[Figure content listings]
══════

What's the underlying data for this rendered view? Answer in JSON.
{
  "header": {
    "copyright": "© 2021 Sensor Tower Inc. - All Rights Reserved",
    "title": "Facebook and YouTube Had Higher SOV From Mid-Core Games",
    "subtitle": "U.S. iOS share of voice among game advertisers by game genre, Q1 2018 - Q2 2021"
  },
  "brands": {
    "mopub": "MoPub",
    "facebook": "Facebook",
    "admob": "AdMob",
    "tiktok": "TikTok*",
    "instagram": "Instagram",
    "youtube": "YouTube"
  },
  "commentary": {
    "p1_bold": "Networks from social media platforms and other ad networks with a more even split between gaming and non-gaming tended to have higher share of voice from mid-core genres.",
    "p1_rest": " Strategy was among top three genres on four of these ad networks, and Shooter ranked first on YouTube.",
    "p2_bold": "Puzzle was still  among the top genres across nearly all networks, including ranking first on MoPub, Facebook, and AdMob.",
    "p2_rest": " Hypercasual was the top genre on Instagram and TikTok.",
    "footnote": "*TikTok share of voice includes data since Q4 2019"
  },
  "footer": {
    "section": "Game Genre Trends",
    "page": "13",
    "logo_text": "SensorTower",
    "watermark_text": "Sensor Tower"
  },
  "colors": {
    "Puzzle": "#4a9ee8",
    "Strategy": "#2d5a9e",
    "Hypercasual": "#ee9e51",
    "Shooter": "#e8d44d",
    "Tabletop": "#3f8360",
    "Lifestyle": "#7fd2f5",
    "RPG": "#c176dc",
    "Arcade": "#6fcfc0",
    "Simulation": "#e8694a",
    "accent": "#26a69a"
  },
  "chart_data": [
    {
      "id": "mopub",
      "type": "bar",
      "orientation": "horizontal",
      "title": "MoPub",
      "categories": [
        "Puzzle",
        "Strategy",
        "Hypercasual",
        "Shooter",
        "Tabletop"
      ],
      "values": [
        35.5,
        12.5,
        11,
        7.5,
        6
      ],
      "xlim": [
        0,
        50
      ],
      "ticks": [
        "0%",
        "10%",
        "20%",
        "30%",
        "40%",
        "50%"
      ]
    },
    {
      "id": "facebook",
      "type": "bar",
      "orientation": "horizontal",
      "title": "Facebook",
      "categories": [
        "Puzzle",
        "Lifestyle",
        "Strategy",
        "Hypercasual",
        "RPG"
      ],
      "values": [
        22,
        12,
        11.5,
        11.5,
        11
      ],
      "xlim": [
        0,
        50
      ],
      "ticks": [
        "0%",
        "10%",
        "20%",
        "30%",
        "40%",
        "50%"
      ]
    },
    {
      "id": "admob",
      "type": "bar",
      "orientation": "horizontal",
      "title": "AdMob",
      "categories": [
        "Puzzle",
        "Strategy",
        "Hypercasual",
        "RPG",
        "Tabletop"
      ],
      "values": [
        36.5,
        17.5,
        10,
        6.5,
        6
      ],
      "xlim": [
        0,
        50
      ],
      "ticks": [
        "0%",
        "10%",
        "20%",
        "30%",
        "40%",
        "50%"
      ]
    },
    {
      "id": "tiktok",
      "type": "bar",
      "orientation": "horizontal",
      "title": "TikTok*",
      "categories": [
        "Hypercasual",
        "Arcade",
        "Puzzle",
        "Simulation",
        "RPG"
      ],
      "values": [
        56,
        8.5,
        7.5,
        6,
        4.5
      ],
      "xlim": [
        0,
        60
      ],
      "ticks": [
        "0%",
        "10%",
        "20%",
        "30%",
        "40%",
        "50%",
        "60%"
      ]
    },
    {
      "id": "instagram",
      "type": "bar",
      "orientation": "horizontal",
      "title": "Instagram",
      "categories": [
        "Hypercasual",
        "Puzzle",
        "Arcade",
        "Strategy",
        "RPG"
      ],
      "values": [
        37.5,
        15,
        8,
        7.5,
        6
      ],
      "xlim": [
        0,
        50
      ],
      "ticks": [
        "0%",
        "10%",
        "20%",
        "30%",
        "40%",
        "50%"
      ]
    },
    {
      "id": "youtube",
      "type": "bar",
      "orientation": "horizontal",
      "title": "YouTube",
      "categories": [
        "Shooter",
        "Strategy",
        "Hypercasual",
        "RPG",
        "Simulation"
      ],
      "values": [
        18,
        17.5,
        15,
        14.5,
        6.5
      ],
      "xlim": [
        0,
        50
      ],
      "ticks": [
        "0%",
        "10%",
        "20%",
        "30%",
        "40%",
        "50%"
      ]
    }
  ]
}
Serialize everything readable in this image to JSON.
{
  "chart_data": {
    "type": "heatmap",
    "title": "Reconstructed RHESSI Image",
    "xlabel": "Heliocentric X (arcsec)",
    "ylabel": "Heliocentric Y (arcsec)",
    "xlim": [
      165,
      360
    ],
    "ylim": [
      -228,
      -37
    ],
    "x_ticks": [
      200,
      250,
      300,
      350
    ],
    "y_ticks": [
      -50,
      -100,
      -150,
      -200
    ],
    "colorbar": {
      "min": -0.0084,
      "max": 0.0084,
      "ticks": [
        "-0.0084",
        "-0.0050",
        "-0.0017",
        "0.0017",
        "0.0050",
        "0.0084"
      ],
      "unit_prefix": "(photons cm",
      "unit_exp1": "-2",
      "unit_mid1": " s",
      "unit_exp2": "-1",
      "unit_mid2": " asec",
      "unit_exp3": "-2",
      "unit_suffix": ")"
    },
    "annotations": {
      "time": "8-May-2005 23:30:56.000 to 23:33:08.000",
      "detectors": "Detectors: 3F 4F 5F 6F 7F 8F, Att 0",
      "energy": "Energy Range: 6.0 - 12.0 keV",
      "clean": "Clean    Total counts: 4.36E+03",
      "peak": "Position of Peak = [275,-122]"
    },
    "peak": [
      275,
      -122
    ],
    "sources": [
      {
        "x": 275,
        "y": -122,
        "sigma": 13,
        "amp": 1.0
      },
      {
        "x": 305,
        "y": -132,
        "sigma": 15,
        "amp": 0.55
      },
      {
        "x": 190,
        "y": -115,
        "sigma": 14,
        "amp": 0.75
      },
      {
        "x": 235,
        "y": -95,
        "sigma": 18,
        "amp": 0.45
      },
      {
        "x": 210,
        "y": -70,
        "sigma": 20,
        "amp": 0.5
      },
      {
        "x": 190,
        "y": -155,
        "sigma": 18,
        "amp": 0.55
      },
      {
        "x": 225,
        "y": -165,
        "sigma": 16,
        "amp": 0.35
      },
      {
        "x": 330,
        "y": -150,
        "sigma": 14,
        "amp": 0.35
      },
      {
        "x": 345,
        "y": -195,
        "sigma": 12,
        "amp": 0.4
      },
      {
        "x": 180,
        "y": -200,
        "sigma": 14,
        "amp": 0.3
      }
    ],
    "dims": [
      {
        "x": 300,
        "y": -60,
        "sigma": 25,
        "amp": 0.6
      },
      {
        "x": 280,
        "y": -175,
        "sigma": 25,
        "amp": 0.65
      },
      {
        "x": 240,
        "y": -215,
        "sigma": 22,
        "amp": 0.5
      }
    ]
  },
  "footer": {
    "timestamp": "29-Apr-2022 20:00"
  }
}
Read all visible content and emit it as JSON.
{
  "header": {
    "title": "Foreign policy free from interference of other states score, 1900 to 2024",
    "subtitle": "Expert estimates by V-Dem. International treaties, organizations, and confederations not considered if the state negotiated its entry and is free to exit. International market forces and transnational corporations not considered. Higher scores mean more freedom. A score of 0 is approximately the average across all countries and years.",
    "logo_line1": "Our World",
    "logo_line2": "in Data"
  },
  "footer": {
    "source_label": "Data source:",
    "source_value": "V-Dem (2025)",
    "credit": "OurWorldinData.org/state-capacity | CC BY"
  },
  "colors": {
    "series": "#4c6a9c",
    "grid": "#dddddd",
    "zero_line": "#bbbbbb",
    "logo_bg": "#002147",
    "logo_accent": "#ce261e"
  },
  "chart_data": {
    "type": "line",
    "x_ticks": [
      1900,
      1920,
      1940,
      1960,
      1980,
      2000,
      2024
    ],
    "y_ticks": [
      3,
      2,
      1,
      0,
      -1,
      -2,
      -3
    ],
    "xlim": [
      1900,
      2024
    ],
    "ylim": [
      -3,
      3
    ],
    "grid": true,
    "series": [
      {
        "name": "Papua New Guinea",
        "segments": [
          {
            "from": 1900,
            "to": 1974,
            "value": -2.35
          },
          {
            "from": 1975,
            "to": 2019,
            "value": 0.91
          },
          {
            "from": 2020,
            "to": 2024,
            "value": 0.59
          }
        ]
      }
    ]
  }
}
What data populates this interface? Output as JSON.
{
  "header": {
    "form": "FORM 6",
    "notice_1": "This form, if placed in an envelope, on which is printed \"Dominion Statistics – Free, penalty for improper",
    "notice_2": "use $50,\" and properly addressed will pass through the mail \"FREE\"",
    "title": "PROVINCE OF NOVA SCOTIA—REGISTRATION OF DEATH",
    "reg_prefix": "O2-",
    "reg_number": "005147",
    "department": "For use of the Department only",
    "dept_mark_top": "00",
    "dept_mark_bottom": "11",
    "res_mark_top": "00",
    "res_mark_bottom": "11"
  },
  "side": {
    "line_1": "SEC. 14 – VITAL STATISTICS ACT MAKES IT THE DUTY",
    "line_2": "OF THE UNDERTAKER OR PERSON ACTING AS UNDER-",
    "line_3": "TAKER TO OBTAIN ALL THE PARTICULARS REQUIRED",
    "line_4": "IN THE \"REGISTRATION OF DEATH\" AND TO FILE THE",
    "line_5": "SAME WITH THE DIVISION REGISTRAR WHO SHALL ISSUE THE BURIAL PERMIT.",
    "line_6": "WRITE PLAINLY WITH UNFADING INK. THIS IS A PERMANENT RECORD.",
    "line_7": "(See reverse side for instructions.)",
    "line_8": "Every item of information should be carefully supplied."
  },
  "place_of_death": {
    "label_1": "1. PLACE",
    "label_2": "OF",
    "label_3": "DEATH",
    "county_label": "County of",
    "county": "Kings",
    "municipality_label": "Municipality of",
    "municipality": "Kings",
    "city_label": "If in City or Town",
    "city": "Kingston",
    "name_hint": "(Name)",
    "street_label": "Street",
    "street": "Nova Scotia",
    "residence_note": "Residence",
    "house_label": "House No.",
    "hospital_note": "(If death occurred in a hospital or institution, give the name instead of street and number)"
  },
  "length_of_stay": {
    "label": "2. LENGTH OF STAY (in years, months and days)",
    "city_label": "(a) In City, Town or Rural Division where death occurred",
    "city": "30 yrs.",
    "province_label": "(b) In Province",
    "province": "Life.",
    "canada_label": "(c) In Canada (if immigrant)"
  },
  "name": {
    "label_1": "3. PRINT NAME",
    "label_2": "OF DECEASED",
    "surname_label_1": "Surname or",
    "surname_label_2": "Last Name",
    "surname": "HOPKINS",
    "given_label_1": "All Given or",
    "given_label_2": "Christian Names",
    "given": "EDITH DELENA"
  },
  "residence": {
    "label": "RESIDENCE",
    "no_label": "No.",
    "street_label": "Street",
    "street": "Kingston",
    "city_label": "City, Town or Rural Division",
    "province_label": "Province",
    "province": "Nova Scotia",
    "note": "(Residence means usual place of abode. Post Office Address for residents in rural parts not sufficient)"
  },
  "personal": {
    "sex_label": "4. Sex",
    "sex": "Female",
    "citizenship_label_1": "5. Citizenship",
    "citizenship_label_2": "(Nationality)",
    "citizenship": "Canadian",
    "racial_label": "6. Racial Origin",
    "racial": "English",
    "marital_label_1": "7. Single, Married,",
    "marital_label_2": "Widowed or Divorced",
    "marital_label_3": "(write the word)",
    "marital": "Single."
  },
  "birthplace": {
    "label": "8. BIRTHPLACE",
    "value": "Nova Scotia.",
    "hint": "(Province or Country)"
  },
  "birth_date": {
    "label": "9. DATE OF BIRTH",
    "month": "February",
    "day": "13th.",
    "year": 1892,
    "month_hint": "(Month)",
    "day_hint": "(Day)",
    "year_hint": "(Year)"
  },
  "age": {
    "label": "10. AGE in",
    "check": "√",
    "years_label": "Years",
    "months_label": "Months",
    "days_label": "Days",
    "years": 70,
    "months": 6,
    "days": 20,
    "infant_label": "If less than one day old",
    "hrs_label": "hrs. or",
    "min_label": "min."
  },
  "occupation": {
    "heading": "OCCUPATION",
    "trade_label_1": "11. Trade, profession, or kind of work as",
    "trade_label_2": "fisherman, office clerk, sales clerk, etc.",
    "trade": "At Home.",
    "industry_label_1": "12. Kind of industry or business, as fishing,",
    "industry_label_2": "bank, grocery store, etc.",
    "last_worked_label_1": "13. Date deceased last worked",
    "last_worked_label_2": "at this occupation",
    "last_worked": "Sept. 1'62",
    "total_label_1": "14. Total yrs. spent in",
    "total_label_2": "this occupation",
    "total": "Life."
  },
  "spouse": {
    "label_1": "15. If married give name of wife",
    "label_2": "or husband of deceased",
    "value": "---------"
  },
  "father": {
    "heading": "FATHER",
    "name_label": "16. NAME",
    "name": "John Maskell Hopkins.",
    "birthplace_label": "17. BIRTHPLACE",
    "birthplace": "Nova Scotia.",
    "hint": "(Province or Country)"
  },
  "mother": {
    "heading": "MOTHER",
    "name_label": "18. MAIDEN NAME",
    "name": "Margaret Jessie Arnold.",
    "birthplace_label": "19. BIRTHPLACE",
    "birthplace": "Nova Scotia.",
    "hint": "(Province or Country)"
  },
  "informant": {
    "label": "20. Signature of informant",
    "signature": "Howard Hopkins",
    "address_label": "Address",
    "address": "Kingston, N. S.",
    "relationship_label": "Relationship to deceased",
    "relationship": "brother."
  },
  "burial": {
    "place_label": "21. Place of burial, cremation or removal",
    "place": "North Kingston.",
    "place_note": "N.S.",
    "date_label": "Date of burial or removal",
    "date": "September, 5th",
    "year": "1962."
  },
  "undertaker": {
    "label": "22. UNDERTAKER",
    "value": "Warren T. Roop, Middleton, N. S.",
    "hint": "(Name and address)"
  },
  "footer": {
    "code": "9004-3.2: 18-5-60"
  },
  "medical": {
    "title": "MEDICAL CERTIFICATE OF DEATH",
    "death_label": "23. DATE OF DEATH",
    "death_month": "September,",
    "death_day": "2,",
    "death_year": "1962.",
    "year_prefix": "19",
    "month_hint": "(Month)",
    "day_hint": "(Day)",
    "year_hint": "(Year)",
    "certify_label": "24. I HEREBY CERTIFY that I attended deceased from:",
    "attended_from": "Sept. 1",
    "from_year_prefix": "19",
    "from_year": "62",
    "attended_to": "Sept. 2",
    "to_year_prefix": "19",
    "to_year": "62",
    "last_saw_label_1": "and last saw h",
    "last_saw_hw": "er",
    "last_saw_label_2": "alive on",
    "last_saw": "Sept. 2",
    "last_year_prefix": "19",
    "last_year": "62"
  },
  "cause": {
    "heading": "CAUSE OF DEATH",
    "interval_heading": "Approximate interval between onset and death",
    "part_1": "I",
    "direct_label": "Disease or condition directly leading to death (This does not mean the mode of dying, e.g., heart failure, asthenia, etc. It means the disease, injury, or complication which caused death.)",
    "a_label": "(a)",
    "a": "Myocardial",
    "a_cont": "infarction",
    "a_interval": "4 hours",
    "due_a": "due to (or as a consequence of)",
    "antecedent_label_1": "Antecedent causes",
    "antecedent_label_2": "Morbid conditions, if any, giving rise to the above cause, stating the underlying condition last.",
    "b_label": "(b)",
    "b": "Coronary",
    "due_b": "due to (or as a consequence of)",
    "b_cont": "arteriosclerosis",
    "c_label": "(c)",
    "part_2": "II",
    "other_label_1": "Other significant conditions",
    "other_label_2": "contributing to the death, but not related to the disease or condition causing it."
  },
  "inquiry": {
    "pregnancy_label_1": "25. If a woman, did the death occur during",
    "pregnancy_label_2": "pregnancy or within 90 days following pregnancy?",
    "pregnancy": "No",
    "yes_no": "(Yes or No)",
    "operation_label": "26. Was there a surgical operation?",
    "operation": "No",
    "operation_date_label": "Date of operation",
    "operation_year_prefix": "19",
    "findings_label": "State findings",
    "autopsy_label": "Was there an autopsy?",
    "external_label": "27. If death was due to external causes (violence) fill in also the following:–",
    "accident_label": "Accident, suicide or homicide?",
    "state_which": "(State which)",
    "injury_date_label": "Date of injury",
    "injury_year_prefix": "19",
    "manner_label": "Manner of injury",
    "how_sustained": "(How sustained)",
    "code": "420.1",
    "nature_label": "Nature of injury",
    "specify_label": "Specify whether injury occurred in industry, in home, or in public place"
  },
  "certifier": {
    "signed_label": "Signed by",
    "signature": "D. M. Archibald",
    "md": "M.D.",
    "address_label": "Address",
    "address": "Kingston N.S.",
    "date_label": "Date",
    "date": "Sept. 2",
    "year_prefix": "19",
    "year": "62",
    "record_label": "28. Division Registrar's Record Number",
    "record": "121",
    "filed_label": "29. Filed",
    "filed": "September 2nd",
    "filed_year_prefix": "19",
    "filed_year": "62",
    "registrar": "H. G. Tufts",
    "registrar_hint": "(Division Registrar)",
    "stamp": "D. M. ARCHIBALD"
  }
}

══════

Look through the listing above and count the lines where the string "Kingston" appears. Report the number only.

5